- [WRITTEN REQUEST] Quote all of the data below exactly, please.
··· DATA FOR THIS EXERCISE ···
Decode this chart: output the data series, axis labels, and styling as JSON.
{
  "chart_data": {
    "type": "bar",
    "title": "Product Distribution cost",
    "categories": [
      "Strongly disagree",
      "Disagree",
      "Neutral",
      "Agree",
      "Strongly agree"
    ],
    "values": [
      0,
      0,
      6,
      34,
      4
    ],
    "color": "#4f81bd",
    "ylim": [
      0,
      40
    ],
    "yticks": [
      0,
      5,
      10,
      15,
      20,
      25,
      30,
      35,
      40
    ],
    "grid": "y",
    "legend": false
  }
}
···
- [TASK SOLUTION]
Decode this chart: output the data series, axis labels, and styling as JSON.
{
  "chart_data": {
    "type": "bar",
    "title": "Product Distribution cost",
    "categories": [
      "Strongly disagree",
      "Disagree",
      "Neutral",
      "Agree",
      "Strongly agree"
    ],
    "values": [
      0,
      0,
      6,
      34,
      4
    ],
    "color": "#4f81bd",
    "ylim": [
      0,
      40
    ],
    "yticks": [
      0,
      5,
      10,
      15,
      20,
      25,
      30,
      35,
      40
    ],
    "grid": "y",
    "legend": false
  }
}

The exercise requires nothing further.